*Tâches et exercices:*
• A. Recopiez mot pour mot le passage du texte sur la PSSM2 qui va de « La PSSM2 est un » jusqu'à « évidence à ce jour. ».
• B. Dans le texte sur la PSSM2, réécrivez sous forme de liste le paragraphe qui commence par « La PSSM2 est “légère” lorsqu'un », sans perdre ses informations principales.

La PSSM2 est un terme histopathologique qui indique la présence de polysaccharides d’apparence anormale dans les muscles des chevaux qui peuvent être “amylase sensitive” ou “amylase resistant” chez des sujets qui ne présentent pas de mutation sur le gène GYS1.

La PSSM2 n’est pas liée à une cause en particulier puisqu’aucune mutation génétique ni modification biochimique n’ont pu être mises en évidence à ce jour.

La PSSM2 est “légère” lorsqu’un ou plusieurs des éléments suivants sont présents : une coloration noire à l’acide périodique de Schiff (PAS) pour le glycogène, de plus larges agrégats de glycogène dans le cytoplasme et/ou des polysaccharides résistants à l’amylase.

*Données à examiner:*
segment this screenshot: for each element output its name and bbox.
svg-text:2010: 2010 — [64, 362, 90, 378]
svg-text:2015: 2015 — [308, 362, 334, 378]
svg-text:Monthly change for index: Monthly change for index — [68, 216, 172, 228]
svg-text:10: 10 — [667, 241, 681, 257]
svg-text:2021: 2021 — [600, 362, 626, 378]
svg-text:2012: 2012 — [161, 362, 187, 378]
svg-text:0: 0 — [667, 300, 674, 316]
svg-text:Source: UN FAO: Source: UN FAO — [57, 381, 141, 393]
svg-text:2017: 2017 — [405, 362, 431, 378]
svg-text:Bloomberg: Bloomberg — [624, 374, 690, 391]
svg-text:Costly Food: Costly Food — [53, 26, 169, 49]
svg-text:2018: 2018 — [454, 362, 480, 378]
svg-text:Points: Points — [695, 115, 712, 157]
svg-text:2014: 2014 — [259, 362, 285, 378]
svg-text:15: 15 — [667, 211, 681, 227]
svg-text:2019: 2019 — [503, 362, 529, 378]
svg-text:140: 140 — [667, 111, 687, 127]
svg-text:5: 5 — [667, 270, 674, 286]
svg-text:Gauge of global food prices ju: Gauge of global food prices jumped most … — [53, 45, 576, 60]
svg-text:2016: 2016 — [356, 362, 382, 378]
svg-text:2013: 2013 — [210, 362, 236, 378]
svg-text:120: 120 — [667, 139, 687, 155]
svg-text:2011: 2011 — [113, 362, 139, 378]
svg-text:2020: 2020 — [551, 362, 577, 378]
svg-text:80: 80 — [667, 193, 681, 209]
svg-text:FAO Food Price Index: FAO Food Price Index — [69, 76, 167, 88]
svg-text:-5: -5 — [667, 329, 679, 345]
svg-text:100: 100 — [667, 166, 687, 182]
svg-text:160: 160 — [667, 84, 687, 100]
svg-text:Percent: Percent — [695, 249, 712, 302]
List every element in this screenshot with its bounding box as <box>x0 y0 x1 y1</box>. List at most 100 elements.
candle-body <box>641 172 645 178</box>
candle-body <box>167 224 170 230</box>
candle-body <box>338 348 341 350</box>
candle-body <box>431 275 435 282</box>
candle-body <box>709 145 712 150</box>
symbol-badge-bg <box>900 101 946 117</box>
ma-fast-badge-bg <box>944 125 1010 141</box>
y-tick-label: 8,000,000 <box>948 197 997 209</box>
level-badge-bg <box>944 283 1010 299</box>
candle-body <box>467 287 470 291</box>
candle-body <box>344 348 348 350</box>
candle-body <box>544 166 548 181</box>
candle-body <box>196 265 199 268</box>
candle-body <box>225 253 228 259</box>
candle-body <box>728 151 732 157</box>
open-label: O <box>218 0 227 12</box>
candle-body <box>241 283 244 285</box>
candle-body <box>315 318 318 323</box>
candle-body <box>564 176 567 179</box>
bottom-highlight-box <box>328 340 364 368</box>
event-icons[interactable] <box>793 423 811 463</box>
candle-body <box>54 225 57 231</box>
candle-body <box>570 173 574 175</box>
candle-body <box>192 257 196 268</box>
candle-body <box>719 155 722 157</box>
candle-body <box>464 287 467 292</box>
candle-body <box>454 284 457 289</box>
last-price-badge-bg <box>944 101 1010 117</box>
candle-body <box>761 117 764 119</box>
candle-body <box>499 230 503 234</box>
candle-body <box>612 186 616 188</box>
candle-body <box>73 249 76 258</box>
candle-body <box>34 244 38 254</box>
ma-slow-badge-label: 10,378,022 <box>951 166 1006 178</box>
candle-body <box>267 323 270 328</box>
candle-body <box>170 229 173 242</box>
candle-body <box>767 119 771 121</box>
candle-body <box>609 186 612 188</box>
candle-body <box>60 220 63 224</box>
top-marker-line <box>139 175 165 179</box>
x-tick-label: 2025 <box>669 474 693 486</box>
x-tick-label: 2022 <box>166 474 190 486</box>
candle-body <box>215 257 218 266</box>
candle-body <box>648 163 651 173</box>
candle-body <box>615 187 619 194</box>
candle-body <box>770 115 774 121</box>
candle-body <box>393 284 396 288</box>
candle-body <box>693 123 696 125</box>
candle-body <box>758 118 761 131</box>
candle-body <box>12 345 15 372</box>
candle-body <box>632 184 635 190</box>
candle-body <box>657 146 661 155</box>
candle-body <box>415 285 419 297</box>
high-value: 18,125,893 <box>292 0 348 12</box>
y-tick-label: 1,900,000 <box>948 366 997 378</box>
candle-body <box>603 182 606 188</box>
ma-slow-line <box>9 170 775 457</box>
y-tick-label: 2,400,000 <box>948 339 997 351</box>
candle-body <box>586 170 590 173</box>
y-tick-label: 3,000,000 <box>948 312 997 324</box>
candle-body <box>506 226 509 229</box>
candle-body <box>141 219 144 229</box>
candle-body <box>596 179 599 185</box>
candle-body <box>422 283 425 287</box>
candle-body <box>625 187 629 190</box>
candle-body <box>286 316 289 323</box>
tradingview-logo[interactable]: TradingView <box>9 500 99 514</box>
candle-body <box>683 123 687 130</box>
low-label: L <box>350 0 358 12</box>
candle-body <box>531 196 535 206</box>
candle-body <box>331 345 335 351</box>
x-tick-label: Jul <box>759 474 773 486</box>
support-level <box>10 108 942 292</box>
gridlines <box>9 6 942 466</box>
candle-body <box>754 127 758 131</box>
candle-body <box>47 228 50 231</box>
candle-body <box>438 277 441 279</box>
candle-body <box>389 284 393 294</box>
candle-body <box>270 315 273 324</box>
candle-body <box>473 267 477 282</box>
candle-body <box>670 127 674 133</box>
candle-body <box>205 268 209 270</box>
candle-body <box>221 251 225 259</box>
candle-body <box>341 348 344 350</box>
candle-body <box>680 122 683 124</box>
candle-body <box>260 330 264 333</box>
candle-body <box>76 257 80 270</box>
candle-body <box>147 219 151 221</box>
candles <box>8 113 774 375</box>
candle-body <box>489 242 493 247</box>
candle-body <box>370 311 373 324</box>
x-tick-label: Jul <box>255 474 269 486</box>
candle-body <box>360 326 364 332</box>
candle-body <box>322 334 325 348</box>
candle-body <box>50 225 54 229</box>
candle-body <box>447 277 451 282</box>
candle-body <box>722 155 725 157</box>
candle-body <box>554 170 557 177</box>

*Corrigé des activités:*
• A.
La PSSM2 est un terme histopathologique qui indique la présence de polysaccharides d’apparence anormale dans les muscles des chevaux qui peuvent être “amylase sensitive” ou “amylase resistant” chez des sujets qui ne présentent pas de mutation sur le gène GYS1.

La PSSM2 n’est pas liée à une cause en particulier puisqu’aucune mutation génétique ni modification biochimique n’ont pu être mises en évidence à ce jour.

• B.
La PSSM2 est dite légère si l'on observe au moins un des éléments suivants :
- une coloration noire du glycogène à l'acide périodique de Schiff (PAS) ;
- des agrégats de glycogène plus larges dans le cytoplasme ;
- des polysaccharides résistants à l'amylase.